▶ **Task to carry out**
Images must not appear in your copy; reproduce every other part of the records exactly.
--- Start of Records supplied ---
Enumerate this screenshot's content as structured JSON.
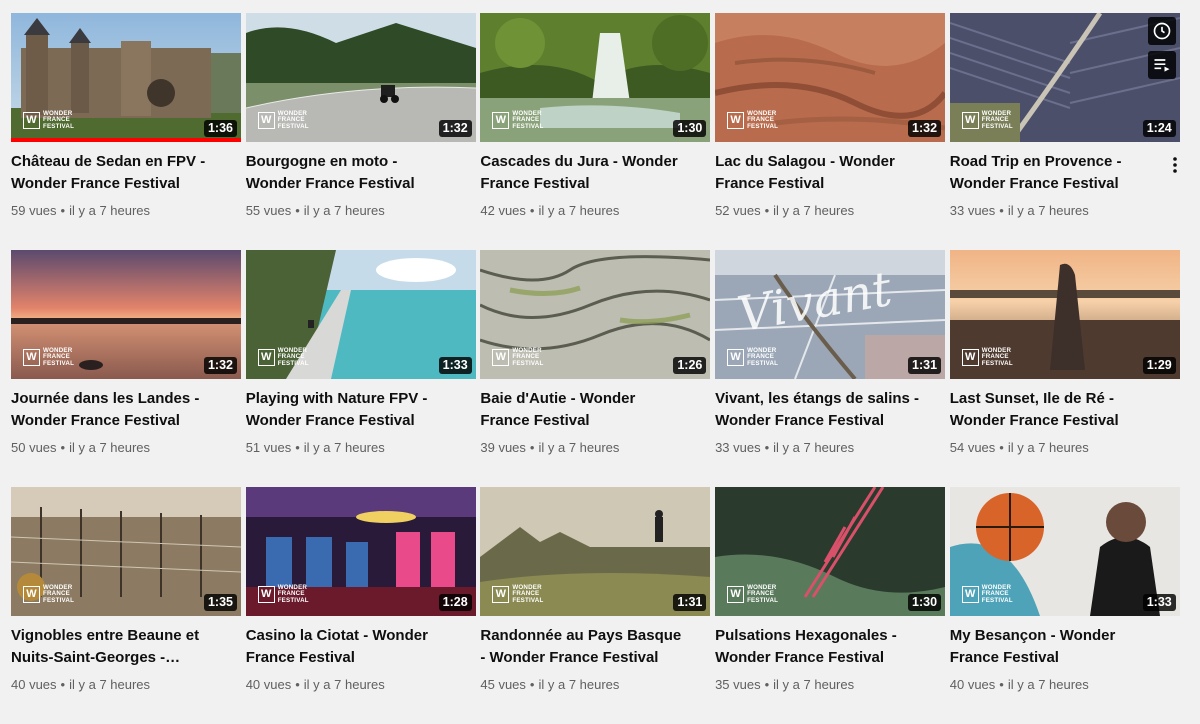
{
  "brand_logo": {
    "mark": "W",
    "line1": "Wonder",
    "line2": "France",
    "line3": "Festival"
  },
  "colors": {
    "progress": "#ff0000",
    "meta_text": "#606060",
    "background": "#f1f1f1"
  },
  "hover_actions": {
    "watch_later_icon": "clock-icon",
    "add_to_queue_icon": "queue-icon",
    "menu_icon": "more-vert-icon"
  },
  "videos": [
    {
      "title": "Château de Sedan en FPV - Wonder France Festival",
      "duration": "1:36",
      "views": "59 vues",
      "age": "il y a 7 heures",
      "scene": "castle",
      "watched_fraction": 1.0
    },
    {
      "title": "Bourgogne en moto - Wonder France Festival",
      "duration": "1:32",
      "views": "55 vues",
      "age": "il y a 7 heures",
      "scene": "road"
    },
    {
      "title": "Cascades du Jura - Wonder France Festival",
      "duration": "1:30",
      "views": "42 vues",
      "age": "il y a 7 heures",
      "scene": "waterfall"
    },
    {
      "title": "Lac du Salagou - Wonder France Festival",
      "duration": "1:32",
      "views": "52 vues",
      "age": "il y a 7 heures",
      "scene": "redearth"
    },
    {
      "title": "Road Trip en Provence - Wonder France Festival",
      "duration": "1:24",
      "views": "33 vues",
      "age": "il y a 7 heures",
      "scene": "fields"
    },
    {
      "title": "Journée dans les Landes - Wonder France Festival",
      "duration": "1:32",
      "views": "50 vues",
      "age": "il y a 7 heures",
      "scene": "sunset"
    },
    {
      "title": "Playing with Nature FPV - Wonder France Festival",
      "duration": "1:33",
      "views": "51 vues",
      "age": "il y a 7 heures",
      "scene": "lake"
    },
    {
      "title": "Baie d'Autie - Wonder France Festival",
      "duration": "1:26",
      "views": "39 vues",
      "age": "il y a 7 heures",
      "scene": "sand"
    },
    {
      "title": "Vivant, les étangs de salins - Wonder France Festival",
      "duration": "1:31",
      "views": "33 vues",
      "age": "il y a 7 heures",
      "scene": "salins",
      "overlay_text": "Vivant"
    },
    {
      "title": "Last Sunset, Ile de Ré - Wonder France Festival",
      "duration": "1:29",
      "views": "54 vues",
      "age": "il y a 7 heures",
      "scene": "beach"
    },
    {
      "title": "Vignobles entre Beaune et Nuits-Saint-Georges -…",
      "duration": "1:35",
      "views": "40 vues",
      "age": "il y a 7 heures",
      "scene": "vineyard"
    },
    {
      "title": "Casino la Ciotat - Wonder France Festival",
      "duration": "1:28",
      "views": "40 vues",
      "age": "il y a 7 heures",
      "scene": "casino"
    },
    {
      "title": "Randonnée au Pays Basque - Wonder France Festival",
      "duration": "1:31",
      "views": "45 vues",
      "age": "il y a 7 heures",
      "scene": "hike"
    },
    {
      "title": "Pulsations Hexagonales - Wonder France Festival",
      "duration": "1:30",
      "views": "35 vues",
      "age": "il y a 7 heures",
      "scene": "viaduct"
    },
    {
      "title": "My Besançon - Wonder France Festival",
      "duration": "1:33",
      "views": "40 vues",
      "age": "il y a 7 heures",
      "scene": "basketball"
    }
  ]
}
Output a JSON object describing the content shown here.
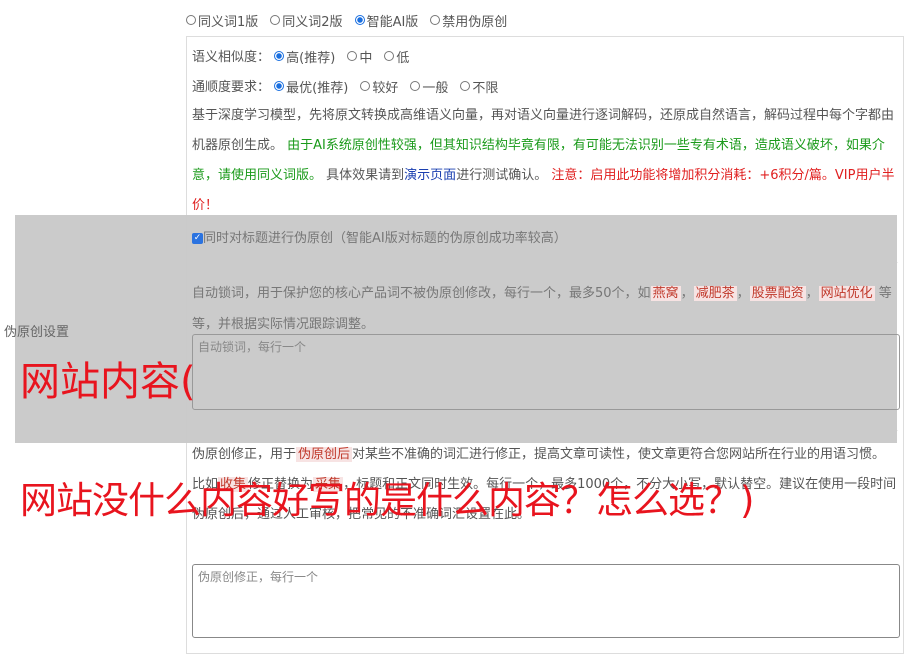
{
  "modes": [
    {
      "label": "同义词1版",
      "checked": false
    },
    {
      "label": "同义词2版",
      "checked": false
    },
    {
      "label": "智能AI版",
      "checked": true
    },
    {
      "label": "禁用伪原创",
      "checked": false
    }
  ],
  "similarity": {
    "label": "语义相似度：",
    "options": [
      {
        "label": "高(推荐)",
        "checked": true
      },
      {
        "label": "中",
        "checked": false
      },
      {
        "label": "低",
        "checked": false
      }
    ]
  },
  "fluency": {
    "label": "通顺度要求：",
    "options": [
      {
        "label": "最优(推荐)",
        "checked": true
      },
      {
        "label": "较好",
        "checked": false
      },
      {
        "label": "一般",
        "checked": false
      },
      {
        "label": "不限",
        "checked": false
      }
    ]
  },
  "description": {
    "intro": "基于深度学习模型，先将原文转换成高维语义向量，再对语义向量进行逐词解码，还原成自然语言，解码过程中每个字都由机器原创生成。",
    "green": "由于AI系统原创性较强，但其知识结构毕竟有限，有可能无法识别一些专有术语，造成语义破坏，如果介意，请使用同义词版。",
    "effect_prefix": "具体效果请到",
    "demo_link": "演示页面",
    "effect_suffix": "进行测试确认。",
    "warning": "注意：启用此功能将增加积分消耗：+6积分/篇。VIP用户半价！"
  },
  "title_option": {
    "label": "同时对标题进行伪原创（智能AI版对标题的伪原创成功率较高）",
    "checked": true
  },
  "lock_words": {
    "desc_prefix": "自动锁词，用于保护您的核心产品词不被伪原创修改，每行一个，最多50个，如",
    "examples": [
      "燕窝",
      "减肥茶",
      "股票配资",
      "网站优化"
    ],
    "desc_suffix": "等等，并根据实际情况跟踪调整。",
    "placeholder": "自动锁词，每行一个"
  },
  "side_label": "伪原创设置",
  "correction": {
    "desc_1": "伪原创修正，用于",
    "tag": "伪原创后",
    "desc_2": "对某些不准确的词汇进行修正，提高文章可读性，使文章更符合您网站所在行业的用语习惯。比如",
    "ex1": "收集",
    "mid": "修正替换为",
    "ex2": "采集",
    "desc_3": "，标题和正文同时生效。每行一个，最多1000个，不分大小写，默认替空。建议在使用一段时间伪原创后，通过人工审核，把常见的不准确词汇设置在此。",
    "placeholder": "伪原创修正，每行一个"
  },
  "overlay_text": {
    "line1": "网站内容(",
    "line2": "网站没什么内容好写的是什么内容？怎么选？)"
  },
  "colors": {
    "accent": "#1a6fe0",
    "green": "#1a9a1a",
    "red": "#e02020",
    "link": "#1a3fb0",
    "overlay": "#c9c9c9",
    "big_red": "#e8141e"
  }
}
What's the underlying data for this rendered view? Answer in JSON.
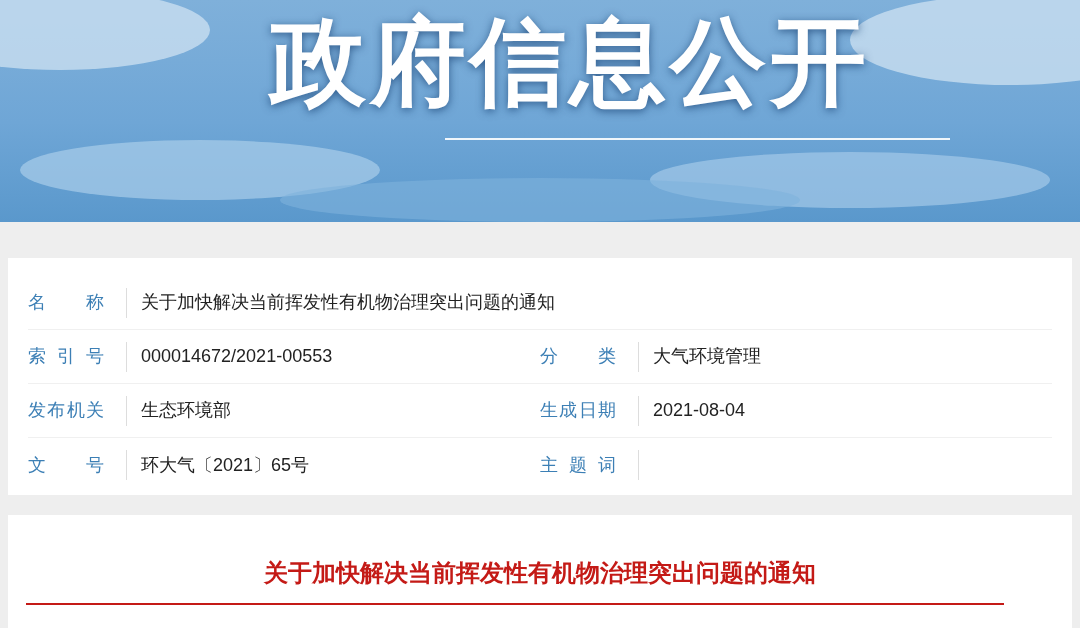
--- End of Records supplied ---
▶ **The solution**
Enumerate this screenshot's content as structured JSON.
{
  "brand_logo": {
    "mark": "W",
    "line1": "Wonder",
    "line2": "France",
    "line3": "Festival"
  },
  "colors": {
    "progress": "#ff0000",
    "meta_text": "#606060",
    "background": "#f1f1f1"
  },
  "hover_actions": {
    "watch_later_icon": "clock-icon",
    "add_to_queue_icon": "queue-icon",
    "menu_icon": "more-vert-icon"
  },
  "videos": [
    {
      "title": "Château de Sedan en FPV - Wonder France Festival",
      "duration": "1:36",
      "views": "59 vues",
      "age": "il y a 7 heures",
      "scene": "castle",
      "watched_fraction": 1.0
    },
    {
      "title": "Bourgogne en moto - Wonder France Festival",
      "duration": "1:32",
      "views": "55 vues",
      "age": "il y a 7 heures",
      "scene": "road"
    },
    {
      "title": "Cascades du Jura - Wonder France Festival",
      "duration": "1:30",
      "views": "42 vues",
      "age": "il y a 7 heures",
      "scene": "waterfall"
    },
    {
      "title": "Lac du Salagou - Wonder France Festival",
      "duration": "1:32",
      "views": "52 vues",
      "age": "il y a 7 heures",
      "scene": "redearth"
    },
    {
      "title": "Road Trip en Provence - Wonder France Festival",
      "duration": "1:24",
      "views": "33 vues",
      "age": "il y a 7 heures",
      "scene": "fields"
    },
    {
      "title": "Journée dans les Landes - Wonder France Festival",
      "duration": "1:32",
      "views": "50 vues",
      "age": "il y a 7 heures",
      "scene": "sunset"
    },
    {
      "title": "Playing with Nature FPV - Wonder France Festival",
      "duration": "1:33",
      "views": "51 vues",
      "age": "il y a 7 heures",
      "scene": "lake"
    },
    {
      "title": "Baie d'Autie - Wonder France Festival",
      "duration": "1:26",
      "views": "39 vues",
      "age": "il y a 7 heures",
      "scene": "sand"
    },
    {
      "title": "Vivant, les étangs de salins - Wonder France Festival",
      "duration": "1:31",
      "views": "33 vues",
      "age": "il y a 7 heures",
      "scene": "salins",
      "overlay_text": "Vivant"
    },
    {
      "title": "Last Sunset, Ile de Ré - Wonder France Festival",
      "duration": "1:29",
      "views": "54 vues",
      "age": "il y a 7 heures",
      "scene": "beach"
    },
    {
      "title": "Vignobles entre Beaune et Nuits-Saint-Georges -…",
      "duration": "1:35",
      "views": "40 vues",
      "age": "il y a 7 heures",
      "scene": "vineyard"
    },
    {
      "title": "Casino la Ciotat - Wonder France Festival",
      "duration": "1:28",
      "views": "40 vues",
      "age": "il y a 7 heures",
      "scene": "casino"
    },
    {
      "title": "Randonnée au Pays Basque - Wonder France Festival",
      "duration": "1:31",
      "views": "45 vues",
      "age": "il y a 7 heures",
      "scene": "hike"
    },
    {
      "title": "Pulsations Hexagonales - Wonder France Festival",
      "duration": "1:30",
      "views": "35 vues",
      "age": "il y a 7 heures",
      "scene": "viaduct"
    },
    {
      "title": "My Besançon - Wonder France Festival",
      "duration": "1:33",
      "views": "40 vues",
      "age": "il y a 7 heures",
      "scene": "basketball"
    }
  ]
}
Output a JSON object describing the content shown here.
{
  "modes": [
    {
      "label": "同义词1版",
      "checked": false
    },
    {
      "label": "同义词2版",
      "checked": false
    },
    {
      "label": "智能AI版",
      "checked": true
    },
    {
      "label": "禁用伪原创",
      "checked": false
    }
  ],
  "similarity": {
    "label": "语义相似度：",
    "options": [
      {
        "label": "高(推荐)",
        "checked": true
      },
      {
        "label": "中",
        "checked": false
      },
      {
        "label": "低",
        "checked": false
      }
    ]
  },
  "fluency": {
    "label": "通顺度要求：",
    "options": [
      {
        "label": "最优(推荐)",
        "checked": true
      },
      {
        "label": "较好",
        "checked": false
      },
      {
        "label": "一般",
        "checked": false
      },
      {
        "label": "不限",
        "checked": false
      }
    ]
  },
  "description": {
    "intro": "基于深度学习模型，先将原文转换成高维语义向量，再对语义向量进行逐词解码，还原成自然语言，解码过程中每个字都由机器原创生成。",
    "green": "由于AI系统原创性较强，但其知识结构毕竟有限，有可能无法识别一些专有术语，造成语义破坏，如果介意，请使用同义词版。",
    "effect_prefix": "具体效果请到",
    "demo_link": "演示页面",
    "effect_suffix": "进行测试确认。",
    "warning": "注意：启用此功能将增加积分消耗：+6积分/篇。VIP用户半价！"
  },
  "title_option": {
    "label": "同时对标题进行伪原创（智能AI版对标题的伪原创成功率较高）",
    "checked": true
  },
  "lock_words": {
    "desc_prefix": "自动锁词，用于保护您的核心产品词不被伪原创修改，每行一个，最多50个，如",
    "examples": [
      "燕窝",
      "减肥茶",
      "股票配资",
      "网站优化"
    ],
    "desc_suffix": "等等，并根据实际情况跟踪调整。",
    "placeholder": "自动锁词，每行一个"
  },
  "side_label": "伪原创设置",
  "correction": {
    "desc_1": "伪原创修正，用于",
    "tag": "伪原创后",
    "desc_2": "对某些不准确的词汇进行修正，提高文章可读性，使文章更符合您网站所在行业的用语习惯。比如",
    "ex1": "收集",
    "mid": "修正替换为",
    "ex2": "采集",
    "desc_3": "，标题和正文同时生效。每行一个，最多1000个，不分大小写，默认替空。建议在使用一段时间伪原创后，通过人工审核，把常见的不准确词汇设置在此。",
    "placeholder": "伪原创修正，每行一个"
  },
  "overlay_text": {
    "line1": "网站内容(",
    "line2": "网站没什么内容好写的是什么内容？怎么选？)"
  },
  "colors": {
    "accent": "#1a6fe0",
    "green": "#1a9a1a",
    "red": "#e02020",
    "link": "#1a3fb0",
    "overlay": "#c9c9c9",
    "big_red": "#e8141e"
  }
}
What's the underlying data for this rendered view? Answer in JSON.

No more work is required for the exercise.